#### Work to do:
All entries must be extracted exactly, with nothing added or dropped.

##############################

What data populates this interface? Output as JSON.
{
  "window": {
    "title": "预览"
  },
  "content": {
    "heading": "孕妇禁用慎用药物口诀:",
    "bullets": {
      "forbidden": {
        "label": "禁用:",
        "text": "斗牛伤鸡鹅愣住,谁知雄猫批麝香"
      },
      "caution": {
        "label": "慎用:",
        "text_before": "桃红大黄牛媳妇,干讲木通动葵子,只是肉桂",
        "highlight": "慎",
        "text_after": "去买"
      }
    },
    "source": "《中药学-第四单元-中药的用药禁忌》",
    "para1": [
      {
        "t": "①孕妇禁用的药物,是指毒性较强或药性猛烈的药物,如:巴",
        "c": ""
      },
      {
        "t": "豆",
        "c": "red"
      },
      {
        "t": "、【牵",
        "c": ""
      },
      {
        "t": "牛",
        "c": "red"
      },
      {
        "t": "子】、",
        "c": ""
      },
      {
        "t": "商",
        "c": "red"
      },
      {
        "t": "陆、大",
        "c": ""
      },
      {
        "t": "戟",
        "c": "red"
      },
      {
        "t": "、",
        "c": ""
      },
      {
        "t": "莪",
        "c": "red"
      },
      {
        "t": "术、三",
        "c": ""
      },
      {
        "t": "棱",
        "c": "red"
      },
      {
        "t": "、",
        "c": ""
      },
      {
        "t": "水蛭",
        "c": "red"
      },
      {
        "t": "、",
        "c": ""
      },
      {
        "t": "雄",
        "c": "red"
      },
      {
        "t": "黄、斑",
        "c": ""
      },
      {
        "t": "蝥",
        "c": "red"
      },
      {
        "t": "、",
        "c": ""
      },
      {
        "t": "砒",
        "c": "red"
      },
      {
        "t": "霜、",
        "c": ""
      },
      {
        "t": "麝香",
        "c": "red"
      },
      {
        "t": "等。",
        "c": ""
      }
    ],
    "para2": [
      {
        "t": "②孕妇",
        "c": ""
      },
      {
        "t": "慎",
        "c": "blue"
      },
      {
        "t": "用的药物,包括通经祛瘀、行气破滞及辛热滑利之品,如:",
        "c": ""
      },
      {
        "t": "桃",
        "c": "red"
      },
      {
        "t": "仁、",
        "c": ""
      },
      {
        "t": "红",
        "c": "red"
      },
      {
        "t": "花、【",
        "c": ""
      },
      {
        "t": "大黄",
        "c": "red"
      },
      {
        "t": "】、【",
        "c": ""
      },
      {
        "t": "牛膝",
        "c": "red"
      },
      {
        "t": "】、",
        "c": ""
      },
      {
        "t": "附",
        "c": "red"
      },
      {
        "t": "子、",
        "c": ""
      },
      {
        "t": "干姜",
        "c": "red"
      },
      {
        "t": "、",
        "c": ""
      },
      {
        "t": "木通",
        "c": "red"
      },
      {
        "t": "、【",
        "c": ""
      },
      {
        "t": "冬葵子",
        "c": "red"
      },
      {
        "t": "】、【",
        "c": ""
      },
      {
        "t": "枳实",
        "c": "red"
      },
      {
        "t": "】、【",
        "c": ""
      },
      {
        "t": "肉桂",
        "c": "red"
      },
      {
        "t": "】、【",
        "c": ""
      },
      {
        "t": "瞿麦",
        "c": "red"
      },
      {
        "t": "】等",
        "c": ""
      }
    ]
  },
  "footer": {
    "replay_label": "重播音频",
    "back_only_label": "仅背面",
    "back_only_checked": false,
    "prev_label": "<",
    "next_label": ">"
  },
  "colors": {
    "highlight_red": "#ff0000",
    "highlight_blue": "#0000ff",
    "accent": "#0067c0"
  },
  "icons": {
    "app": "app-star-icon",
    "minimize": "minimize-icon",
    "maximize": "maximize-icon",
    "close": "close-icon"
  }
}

##############################

#### Reply to the task:
What data populates this interface? Output as JSON.
{
  "window": {
    "title": "预览"
  },
  "content": {
    "heading": "孕妇禁用慎用药物口诀:",
    "bullets": {
      "forbidden": {
        "label": "禁用:",
        "text": "斗牛伤鸡鹅愣住,谁知雄猫批麝香"
      },
      "caution": {
        "label": "慎用:",
        "text_before": "桃红大黄牛媳妇,干讲木通动葵子,只是肉桂",
        "highlight": "慎",
        "text_after": "去买"
      }
    },
    "source": "《中药学-第四单元-中药的用药禁忌》",
    "para1": [
      {
        "t": "①孕妇禁用的药物,是指毒性较强或药性猛烈的药物,如:巴",
        "c": ""
      },
      {
        "t": "豆",
        "c": "red"
      },
      {
        "t": "、【牵",
        "c": ""
      },
      {
        "t": "牛",
        "c": "red"
      },
      {
        "t": "子】、",
        "c": ""
      },
      {
        "t": "商",
        "c": "red"
      },
      {
        "t": "陆、大",
        "c": ""
      },
      {
        "t": "戟",
        "c": "red"
      },
      {
        "t": "、",
        "c": ""
      },
      {
        "t": "莪",
        "c": "red"
      },
      {
        "t": "术、三",
        "c": ""
      },
      {
        "t": "棱",
        "c": "red"
      },
      {
        "t": "、",
        "c": ""
      },
      {
        "t": "水蛭",
        "c": "red"
      },
      {
        "t": "、",
        "c": ""
      },
      {
        "t": "雄",
        "c": "red"
      },
      {
        "t": "黄、斑",
        "c": ""
      },
      {
        "t": "蝥",
        "c": "red"
      },
      {
        "t": "、",
        "c": ""
      },
      {
        "t": "砒",
        "c": "red"
      },
      {
        "t": "霜、",
        "c": ""
      },
      {
        "t": "麝香",
        "c": "red"
      },
      {
        "t": "等。",
        "c": ""
      }
    ],
    "para2": [
      {
        "t": "②孕妇",
        "c": ""
      },
      {
        "t": "慎",
        "c": "blue"
      },
      {
        "t": "用的药物,包括通经祛瘀、行气破滞及辛热滑利之品,如:",
        "c": ""
      },
      {
        "t": "桃",
        "c": "red"
      },
      {
        "t": "仁、",
        "c": ""
      },
      {
        "t": "红",
        "c": "red"
      },
      {
        "t": "花、【",
        "c": ""
      },
      {
        "t": "大黄",
        "c": "red"
      },
      {
        "t": "】、【",
        "c": ""
      },
      {
        "t": "牛膝",
        "c": "red"
      },
      {
        "t": "】、",
        "c": ""
      },
      {
        "t": "附",
        "c": "red"
      },
      {
        "t": "子、",
        "c": ""
      },
      {
        "t": "干姜",
        "c": "red"
      },
      {
        "t": "、",
        "c": ""
      },
      {
        "t": "木通",
        "c": "red"
      },
      {
        "t": "、【",
        "c": ""
      },
      {
        "t": "冬葵子",
        "c": "red"
      },
      {
        "t": "】、【",
        "c": ""
      },
      {
        "t": "枳实",
        "c": "red"
      },
      {
        "t": "】、【",
        "c": ""
      },
      {
        "t": "肉桂",
        "c": "red"
      },
      {
        "t": "】、【",
        "c": ""
      },
      {
        "t": "瞿麦",
        "c": "red"
      },
      {
        "t": "】等",
        "c": ""
      }
    ]
  },
  "footer": {
    "replay_label": "重播音频",
    "back_only_label": "仅背面",
    "back_only_checked": false,
    "prev_label": "<",
    "next_label": ">"
  },
  "colors": {
    "highlight_red": "#ff0000",
    "highlight_blue": "#0000ff",
    "accent": "#0067c0"
  },
  "icons": {
    "app": "app-star-icon",
    "minimize": "minimize-icon",
    "maximize": "maximize-icon",
    "close": "close-icon"
  }
}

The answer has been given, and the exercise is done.